## OBJECTIVE 1
Rework the stretch from "## crustysack (Oct" through "(Feb 8, 2007)" in the price-guessing thread below, swapping "salesman" for "sales rep".

## TEXT PROVIDED
# guess the price of this build



## crustysack (Oct 5, 2008)

while doing some surfing I ran across this build http://www.musclecarrestorations.com/gallery2/v/GM/Current/Pontiac-GTO-67-003/
I wanted to find out what people are paying to have someone else build them a car. So i inquired about having them build me one. The salesman who used to work there called me today with the total for that build, saying he works somewhere else now and could do it cheaper.
So lets see who can guess the closest without going over (a la "the price is right")
I'll give an answer after a couple of hours


----------



## Rukee (Feb 8, 2007)

$44,000.00


----------



## SANDU002 (Oct 13, 2004)

$80,000


----------



## 05GTO (Oct 6, 2004)

$65,000


----------



## Too Many Projects (Nov 15, 2008)

$73,280


----------



## ppurfield001 (Jan 21, 2008)

crustysack said:


> while doing some surfing I ran across this build 1967 GTO
> I wanted to find out what people are paying to have someone else build them a car. So i inquired about having them build me one. The salesman who used to work there called me today with the total for that build, saying he works somewhere else now and could do it cheaper.
> So lets see who can guess the closest without going over (a la "the price is right")
> I'll give an answer after a couple of hours



$75,000


----------



## 66tempestGT (Nov 28, 2009)

## DATA FOR PROCESSING
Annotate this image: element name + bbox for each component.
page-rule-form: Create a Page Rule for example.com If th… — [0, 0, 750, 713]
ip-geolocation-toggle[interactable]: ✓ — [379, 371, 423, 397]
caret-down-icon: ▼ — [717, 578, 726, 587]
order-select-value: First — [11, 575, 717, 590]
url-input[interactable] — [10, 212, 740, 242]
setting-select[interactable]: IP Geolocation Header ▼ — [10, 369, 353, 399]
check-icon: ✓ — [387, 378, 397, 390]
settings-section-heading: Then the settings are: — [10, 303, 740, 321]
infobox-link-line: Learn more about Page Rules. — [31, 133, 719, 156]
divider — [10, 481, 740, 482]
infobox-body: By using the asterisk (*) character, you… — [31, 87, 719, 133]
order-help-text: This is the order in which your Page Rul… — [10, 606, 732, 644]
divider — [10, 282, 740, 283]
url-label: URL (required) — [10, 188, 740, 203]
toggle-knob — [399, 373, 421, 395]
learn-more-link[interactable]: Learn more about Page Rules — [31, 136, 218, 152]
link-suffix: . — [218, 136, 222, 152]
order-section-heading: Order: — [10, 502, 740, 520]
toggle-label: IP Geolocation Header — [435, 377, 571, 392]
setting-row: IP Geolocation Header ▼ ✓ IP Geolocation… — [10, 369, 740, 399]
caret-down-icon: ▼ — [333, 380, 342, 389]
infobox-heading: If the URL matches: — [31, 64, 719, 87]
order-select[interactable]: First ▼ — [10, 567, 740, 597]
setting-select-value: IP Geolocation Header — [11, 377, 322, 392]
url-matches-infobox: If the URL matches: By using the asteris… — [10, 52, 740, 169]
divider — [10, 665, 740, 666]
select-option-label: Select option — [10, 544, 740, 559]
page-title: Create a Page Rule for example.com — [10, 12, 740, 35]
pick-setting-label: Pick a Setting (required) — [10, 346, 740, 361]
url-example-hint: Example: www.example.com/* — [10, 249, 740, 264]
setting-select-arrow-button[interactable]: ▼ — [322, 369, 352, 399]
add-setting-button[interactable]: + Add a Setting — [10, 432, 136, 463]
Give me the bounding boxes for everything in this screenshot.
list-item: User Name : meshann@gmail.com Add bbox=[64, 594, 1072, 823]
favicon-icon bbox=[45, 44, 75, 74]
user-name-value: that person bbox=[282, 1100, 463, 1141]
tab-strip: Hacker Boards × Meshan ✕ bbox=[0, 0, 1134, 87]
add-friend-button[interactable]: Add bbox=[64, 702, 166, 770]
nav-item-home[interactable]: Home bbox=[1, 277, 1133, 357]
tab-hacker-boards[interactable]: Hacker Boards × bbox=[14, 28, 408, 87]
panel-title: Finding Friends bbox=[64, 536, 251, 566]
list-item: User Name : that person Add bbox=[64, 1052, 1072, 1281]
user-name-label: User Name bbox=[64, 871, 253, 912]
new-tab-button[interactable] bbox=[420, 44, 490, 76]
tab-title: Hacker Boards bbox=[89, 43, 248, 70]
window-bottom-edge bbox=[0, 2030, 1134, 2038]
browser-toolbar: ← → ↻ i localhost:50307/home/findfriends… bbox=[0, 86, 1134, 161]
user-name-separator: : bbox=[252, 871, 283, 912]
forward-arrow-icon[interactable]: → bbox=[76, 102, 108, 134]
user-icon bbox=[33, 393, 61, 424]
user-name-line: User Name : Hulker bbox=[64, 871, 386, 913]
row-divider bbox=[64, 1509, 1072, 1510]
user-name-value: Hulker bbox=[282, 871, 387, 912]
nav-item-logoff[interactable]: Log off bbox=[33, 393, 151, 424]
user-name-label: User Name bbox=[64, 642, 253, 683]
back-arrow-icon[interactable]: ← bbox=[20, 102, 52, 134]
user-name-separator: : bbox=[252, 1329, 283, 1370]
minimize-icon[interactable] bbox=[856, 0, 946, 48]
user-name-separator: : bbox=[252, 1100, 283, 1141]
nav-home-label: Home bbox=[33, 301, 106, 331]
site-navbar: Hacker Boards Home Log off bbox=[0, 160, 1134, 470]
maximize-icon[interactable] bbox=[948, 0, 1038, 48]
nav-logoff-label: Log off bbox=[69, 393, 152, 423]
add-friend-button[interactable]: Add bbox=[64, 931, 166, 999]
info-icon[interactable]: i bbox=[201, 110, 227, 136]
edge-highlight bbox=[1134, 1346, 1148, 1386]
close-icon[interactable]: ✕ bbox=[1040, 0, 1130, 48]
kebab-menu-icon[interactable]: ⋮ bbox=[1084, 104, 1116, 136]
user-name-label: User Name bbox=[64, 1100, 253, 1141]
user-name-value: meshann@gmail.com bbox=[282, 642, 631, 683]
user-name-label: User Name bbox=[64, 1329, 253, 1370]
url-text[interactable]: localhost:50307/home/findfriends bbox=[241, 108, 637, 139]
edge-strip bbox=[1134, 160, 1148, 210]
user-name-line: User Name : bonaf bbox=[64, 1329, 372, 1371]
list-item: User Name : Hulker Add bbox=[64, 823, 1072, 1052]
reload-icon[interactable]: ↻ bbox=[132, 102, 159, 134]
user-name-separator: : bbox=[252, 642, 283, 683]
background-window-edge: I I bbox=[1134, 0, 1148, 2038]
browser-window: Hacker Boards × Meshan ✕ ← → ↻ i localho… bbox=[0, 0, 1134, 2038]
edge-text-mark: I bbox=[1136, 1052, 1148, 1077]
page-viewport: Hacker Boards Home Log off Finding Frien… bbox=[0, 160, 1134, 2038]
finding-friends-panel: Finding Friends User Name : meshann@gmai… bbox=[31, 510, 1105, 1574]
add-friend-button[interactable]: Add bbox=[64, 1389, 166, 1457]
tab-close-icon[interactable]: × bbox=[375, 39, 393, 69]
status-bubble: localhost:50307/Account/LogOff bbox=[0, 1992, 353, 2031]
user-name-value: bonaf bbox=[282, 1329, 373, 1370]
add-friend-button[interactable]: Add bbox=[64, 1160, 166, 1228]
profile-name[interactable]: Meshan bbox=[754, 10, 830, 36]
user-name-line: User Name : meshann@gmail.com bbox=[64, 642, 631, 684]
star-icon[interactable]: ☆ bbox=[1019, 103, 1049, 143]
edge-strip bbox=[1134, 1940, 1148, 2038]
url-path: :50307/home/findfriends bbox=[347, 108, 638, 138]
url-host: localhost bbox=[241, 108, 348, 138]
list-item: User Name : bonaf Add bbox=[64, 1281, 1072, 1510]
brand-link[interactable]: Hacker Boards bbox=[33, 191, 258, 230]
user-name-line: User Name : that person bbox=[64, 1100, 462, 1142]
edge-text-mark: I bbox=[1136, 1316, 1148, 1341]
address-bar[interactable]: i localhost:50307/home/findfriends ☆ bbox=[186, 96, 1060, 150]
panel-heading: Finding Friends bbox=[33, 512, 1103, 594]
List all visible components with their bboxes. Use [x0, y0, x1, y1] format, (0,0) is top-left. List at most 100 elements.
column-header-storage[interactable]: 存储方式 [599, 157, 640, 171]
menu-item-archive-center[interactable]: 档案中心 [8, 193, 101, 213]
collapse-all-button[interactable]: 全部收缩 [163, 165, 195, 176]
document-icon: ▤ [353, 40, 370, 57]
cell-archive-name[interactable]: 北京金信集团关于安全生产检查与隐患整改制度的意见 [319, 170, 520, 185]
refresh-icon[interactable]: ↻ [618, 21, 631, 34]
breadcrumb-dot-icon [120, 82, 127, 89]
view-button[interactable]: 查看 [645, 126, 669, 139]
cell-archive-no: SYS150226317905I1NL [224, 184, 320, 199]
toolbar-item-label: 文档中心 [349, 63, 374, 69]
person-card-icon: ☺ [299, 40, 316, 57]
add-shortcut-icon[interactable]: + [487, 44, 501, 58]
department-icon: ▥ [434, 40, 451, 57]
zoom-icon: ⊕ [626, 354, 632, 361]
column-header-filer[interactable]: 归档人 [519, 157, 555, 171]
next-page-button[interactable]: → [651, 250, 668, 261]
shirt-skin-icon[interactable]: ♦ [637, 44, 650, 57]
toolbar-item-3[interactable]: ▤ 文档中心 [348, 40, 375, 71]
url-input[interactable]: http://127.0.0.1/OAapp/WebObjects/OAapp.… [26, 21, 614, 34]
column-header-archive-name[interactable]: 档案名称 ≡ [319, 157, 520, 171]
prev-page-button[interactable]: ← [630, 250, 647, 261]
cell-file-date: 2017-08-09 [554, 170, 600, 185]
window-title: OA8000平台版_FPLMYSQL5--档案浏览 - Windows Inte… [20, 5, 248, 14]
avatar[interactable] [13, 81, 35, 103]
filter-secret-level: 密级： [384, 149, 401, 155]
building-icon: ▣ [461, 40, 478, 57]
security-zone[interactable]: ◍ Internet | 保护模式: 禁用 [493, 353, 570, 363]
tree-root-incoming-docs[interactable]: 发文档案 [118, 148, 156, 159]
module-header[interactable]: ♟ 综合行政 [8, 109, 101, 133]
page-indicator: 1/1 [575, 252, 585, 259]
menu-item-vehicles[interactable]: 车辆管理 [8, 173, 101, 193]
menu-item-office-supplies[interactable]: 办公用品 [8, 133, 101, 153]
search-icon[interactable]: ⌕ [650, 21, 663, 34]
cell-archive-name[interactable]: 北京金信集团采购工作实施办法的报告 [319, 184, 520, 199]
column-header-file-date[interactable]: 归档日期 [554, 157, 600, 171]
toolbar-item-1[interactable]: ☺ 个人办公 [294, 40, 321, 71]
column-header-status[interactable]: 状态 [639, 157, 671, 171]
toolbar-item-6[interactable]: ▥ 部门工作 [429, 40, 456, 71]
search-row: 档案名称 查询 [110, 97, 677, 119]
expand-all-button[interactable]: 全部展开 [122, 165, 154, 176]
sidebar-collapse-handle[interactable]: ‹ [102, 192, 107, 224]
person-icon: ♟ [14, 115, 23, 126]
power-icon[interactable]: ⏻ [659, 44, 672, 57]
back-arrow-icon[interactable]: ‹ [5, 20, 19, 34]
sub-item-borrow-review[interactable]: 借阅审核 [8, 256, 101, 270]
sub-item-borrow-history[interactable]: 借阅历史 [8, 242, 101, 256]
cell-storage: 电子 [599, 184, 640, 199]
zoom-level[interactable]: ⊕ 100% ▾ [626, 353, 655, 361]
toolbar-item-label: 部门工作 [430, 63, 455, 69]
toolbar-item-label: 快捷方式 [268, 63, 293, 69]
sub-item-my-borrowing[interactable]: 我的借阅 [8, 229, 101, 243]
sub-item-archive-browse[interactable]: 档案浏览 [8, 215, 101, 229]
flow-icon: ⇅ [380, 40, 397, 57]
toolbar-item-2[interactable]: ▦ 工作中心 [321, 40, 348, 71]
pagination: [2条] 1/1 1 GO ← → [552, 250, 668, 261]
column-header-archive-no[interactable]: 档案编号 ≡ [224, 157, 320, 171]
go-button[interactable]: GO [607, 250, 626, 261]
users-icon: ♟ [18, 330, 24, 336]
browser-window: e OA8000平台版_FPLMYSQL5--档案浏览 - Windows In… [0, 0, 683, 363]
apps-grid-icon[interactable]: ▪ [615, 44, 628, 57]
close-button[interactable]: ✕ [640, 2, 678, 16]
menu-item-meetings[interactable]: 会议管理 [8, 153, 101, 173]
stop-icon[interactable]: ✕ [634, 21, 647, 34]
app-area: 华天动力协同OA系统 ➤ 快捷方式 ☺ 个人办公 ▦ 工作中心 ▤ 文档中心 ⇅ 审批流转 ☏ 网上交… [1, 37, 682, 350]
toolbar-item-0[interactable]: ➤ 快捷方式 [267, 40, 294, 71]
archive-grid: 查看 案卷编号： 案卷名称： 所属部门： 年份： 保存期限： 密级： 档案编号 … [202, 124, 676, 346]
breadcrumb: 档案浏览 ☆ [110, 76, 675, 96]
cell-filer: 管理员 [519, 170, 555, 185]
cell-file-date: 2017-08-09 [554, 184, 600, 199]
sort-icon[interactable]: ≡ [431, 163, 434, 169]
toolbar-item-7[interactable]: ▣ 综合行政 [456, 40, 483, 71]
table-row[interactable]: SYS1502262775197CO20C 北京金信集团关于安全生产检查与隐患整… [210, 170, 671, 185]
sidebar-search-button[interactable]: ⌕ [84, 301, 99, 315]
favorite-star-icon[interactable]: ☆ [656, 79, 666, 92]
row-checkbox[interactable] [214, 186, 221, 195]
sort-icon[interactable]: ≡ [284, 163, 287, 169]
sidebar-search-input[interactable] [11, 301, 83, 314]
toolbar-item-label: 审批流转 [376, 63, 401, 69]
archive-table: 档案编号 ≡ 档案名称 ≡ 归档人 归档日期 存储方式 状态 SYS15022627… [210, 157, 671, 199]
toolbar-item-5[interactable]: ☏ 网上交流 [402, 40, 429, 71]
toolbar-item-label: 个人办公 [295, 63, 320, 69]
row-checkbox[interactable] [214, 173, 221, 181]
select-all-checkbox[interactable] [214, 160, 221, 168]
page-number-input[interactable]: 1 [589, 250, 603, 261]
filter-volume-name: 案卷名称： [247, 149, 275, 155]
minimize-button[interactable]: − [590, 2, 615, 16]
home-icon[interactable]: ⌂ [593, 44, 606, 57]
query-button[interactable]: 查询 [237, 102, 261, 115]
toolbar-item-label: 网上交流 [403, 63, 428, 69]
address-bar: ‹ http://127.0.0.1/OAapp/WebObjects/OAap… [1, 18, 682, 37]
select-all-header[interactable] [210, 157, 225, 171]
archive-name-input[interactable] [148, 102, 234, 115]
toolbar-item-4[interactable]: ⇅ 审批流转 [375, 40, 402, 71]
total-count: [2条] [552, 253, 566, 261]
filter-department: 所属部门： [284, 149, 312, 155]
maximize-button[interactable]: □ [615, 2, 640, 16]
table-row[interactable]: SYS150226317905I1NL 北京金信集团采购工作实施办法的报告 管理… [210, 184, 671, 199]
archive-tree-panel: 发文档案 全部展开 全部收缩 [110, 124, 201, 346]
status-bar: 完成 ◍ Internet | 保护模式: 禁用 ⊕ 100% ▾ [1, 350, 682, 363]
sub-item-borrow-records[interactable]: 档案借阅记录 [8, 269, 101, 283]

## OBJECTIVE 2
Copy out the records above, from their first line through the line containing "caret-down-icon: ▼ — [717, 578, 726, 587]", with both ends included.

## RIGHT ANSWER 1
## crustysack (Oct 5, 2008)

while doing some surfing I ran across this build http://www.musclecarrestorations.com/gallery2/v/GM/Current/Pontiac-GTO-67-003/
I wanted to find out what people are paying to have someone else build them a car. So i inquired about having them build me one. The sales rep who used to work there called me today with the total for that build, saying he works somewhere else now and could do it cheaper.
So lets see who can guess the closest without going over (a la "the price is right")
I'll give an answer after a couple of hours


----------



## Rukee (Feb 8, 2007)

## RIGHT ANSWER 2
Annotate this image: element name + bbox for each component.
page-rule-form: Create a Page Rule for example.com If th… — [0, 0, 750, 713]
ip-geolocation-toggle[interactable]: ✓ — [379, 371, 423, 397]
caret-down-icon: ▼ — [717, 578, 726, 587]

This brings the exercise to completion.